Output every entry exactly as given.

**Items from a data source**
"""

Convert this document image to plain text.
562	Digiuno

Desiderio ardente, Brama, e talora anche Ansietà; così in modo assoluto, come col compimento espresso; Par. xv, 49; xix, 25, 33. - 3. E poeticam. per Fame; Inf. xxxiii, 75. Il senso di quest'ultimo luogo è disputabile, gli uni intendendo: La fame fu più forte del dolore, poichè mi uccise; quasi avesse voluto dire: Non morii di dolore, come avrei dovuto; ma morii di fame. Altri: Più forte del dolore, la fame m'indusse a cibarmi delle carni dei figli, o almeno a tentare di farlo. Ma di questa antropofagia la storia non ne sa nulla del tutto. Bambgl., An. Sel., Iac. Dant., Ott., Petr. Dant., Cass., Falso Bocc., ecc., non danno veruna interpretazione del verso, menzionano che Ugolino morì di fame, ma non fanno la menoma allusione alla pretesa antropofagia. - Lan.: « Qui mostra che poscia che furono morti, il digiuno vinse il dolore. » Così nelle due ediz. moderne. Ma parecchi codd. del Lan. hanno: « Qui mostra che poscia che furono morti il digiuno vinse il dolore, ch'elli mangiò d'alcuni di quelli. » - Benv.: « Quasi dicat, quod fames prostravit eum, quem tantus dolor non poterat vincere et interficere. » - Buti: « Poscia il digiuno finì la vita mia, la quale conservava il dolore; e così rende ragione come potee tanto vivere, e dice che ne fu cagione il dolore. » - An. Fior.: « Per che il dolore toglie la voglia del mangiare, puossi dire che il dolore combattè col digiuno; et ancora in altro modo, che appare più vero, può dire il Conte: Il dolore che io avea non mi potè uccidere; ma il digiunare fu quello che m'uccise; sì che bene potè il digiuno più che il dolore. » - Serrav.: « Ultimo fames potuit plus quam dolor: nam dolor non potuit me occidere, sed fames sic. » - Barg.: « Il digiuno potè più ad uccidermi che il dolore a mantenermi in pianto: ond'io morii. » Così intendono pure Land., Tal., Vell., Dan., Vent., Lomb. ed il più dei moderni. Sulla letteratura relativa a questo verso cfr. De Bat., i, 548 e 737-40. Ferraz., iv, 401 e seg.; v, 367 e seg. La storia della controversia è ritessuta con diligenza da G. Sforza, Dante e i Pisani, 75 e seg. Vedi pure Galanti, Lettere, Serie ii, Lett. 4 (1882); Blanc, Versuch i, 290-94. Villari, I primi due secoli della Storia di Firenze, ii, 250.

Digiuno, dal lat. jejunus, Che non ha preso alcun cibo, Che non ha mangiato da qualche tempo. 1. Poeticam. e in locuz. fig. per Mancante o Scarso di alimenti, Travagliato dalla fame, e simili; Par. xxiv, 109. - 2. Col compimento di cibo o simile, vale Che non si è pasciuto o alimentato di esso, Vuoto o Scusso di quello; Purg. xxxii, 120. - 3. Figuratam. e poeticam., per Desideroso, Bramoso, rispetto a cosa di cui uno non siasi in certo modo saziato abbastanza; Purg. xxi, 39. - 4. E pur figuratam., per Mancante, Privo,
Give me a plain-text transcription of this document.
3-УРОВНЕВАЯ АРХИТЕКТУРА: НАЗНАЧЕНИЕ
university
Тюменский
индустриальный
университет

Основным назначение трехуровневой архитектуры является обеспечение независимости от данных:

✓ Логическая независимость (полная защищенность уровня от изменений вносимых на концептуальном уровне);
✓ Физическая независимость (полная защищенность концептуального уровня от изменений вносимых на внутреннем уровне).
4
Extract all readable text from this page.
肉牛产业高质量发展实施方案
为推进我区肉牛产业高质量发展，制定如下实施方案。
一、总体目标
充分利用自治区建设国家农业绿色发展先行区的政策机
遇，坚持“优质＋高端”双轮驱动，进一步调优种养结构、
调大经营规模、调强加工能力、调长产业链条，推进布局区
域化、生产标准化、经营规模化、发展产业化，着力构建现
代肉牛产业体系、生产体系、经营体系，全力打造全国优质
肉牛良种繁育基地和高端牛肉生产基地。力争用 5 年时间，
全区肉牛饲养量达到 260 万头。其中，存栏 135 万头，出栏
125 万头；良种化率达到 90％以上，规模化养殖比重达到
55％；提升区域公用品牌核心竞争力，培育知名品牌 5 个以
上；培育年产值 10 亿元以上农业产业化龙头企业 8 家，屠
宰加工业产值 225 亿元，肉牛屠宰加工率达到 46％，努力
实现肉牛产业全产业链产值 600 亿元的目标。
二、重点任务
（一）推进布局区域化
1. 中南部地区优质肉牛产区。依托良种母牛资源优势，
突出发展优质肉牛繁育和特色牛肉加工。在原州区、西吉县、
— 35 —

"""

**ANSWER TO THE TASK**
Convert this document image to plain text.
562	Digiuno

Desiderio ardente, Brama, e talora anche Ansietà; così in modo assoluto, come col compimento espresso; Par. xv, 49; xix, 25, 33. - 3. E poeticam. per Fame; Inf. xxxiii, 75. Il senso di quest'ultimo luogo è disputabile, gli uni intendendo: La fame fu più forte del dolore, poichè mi uccise; quasi avesse voluto dire: Non morii di dolore, come avrei dovuto; ma morii di fame. Altri: Più forte del dolore, la fame m'indusse a cibarmi delle carni dei figli, o almeno a tentare di farlo. Ma di questa antropofagia la storia non ne sa nulla del tutto. Bambgl., An. Sel., Iac. Dant., Ott., Petr. Dant., Cass., Falso Bocc., ecc., non danno veruna interpretazione del verso, menzionano che Ugolino morì di fame, ma non fanno la menoma allusione alla pretesa antropofagia. - Lan.: « Qui mostra che poscia che furono morti, il digiuno vinse il dolore. » Così nelle due ediz. moderne. Ma parecchi codd. del Lan. hanno: « Qui mostra che poscia che furono morti il digiuno vinse il dolore, ch'elli mangiò d'alcuni di quelli. » - Benv.: « Quasi dicat, quod fames prostravit eum, quem tantus dolor non poterat vincere et interficere. » - Buti: « Poscia il digiuno finì la vita mia, la quale conservava il dolore; e così rende ragione come potee tanto vivere, e dice che ne fu cagione il dolore. » - An. Fior.: « Per che il dolore toglie la voglia del mangiare, puossi dire che il dolore combattè col digiuno; et ancora in altro modo, che appare più vero, può dire il Conte: Il dolore che io avea non mi potè uccidere; ma il digiunare fu quello che m'uccise; sì che bene potè il digiuno più che il dolore. » - Serrav.: « Ultimo fames potuit plus quam dolor: nam dolor non potuit me occidere, sed fames sic. » - Barg.: « Il digiuno potè più ad uccidermi che il dolore a mantenermi in pianto: ond'io morii. » Così intendono pure Land., Tal., Vell., Dan., Vent., Lomb. ed il più dei moderni. Sulla letteratura relativa a questo verso cfr. De Bat., i, 548 e 737-40. Ferraz., iv, 401 e seg.; v, 367 e seg. La storia della controversia è ritessuta con diligenza da G. Sforza, Dante e i Pisani, 75 e seg. Vedi pure Galanti, Lettere, Serie ii, Lett. 4 (1882); Blanc, Versuch i, 290-94. Villari, I primi due secoli della Storia di Firenze, ii, 250.

Digiuno, dal lat. jejunus, Che non ha preso alcun cibo, Che non ha mangiato da qualche tempo. 1. Poeticam. e in locuz. fig. per Mancante o Scarso di alimenti, Travagliato dalla fame, e simili; Par. xxiv, 109. - 2. Col compimento di cibo o simile, vale Che non si è pasciuto o alimentato di esso, Vuoto o Scusso di quello; Purg. xxxii, 120. - 3. Figuratam. e poeticam., per Desideroso, Bramoso, rispetto a cosa di cui uno non siasi in certo modo saziato abbastanza; Purg. xxi, 39. - 4. E pur figuratam., per Mancante, Privo,
Give me a plain-text transcription of this document.
3-УРОВНЕВАЯ АРХИТЕКТУРА: НАЗНАЧЕНИЕ
university
Тюменский
индустриальный
университет

Основным назначение трехуровневой архитектуры является обеспечение независимости от данных:

✓ Логическая независимость (полная защищенность уровня от изменений вносимых на концептуальном уровне);
✓ Физическая независимость (полная защищенность концептуального уровня от изменений вносимых на внутреннем уровне).
4
Extract all readable text from this page.
肉牛产业高质量发展实施方案
为推进我区肉牛产业高质量发展，制定如下实施方案。
一、总体目标
充分利用自治区建设国家农业绿色发展先行区的政策机
遇，坚持“优质＋高端”双轮驱动，进一步调优种养结构、
调大经营规模、调强加工能力、调长产业链条，推进布局区
域化、生产标准化、经营规模化、发展产业化，着力构建现
代肉牛产业体系、生产体系、经营体系，全力打造全国优质
肉牛良种繁育基地和高端牛肉生产基地。力争用 5 年时间，
全区肉牛饲养量达到 260 万头。其中，存栏 135 万头，出栏
125 万头；良种化率达到 90％以上，规模化养殖比重达到
55％；提升区域公用品牌核心竞争力，培育知名品牌 5 个以
上；培育年产值 10 亿元以上农业产业化龙头企业 8 家，屠
宰加工业产值 225 亿元，肉牛屠宰加工率达到 46％，努力
实现肉牛产业全产业链产值 600 亿元的目标。
二、重点任务
（一）推进布局区域化
1. 中南部地区优质肉牛产区。依托良种母牛资源优势，
突出发展优质肉牛繁育和特色牛肉加工。在原州区、西吉县、
— 35 —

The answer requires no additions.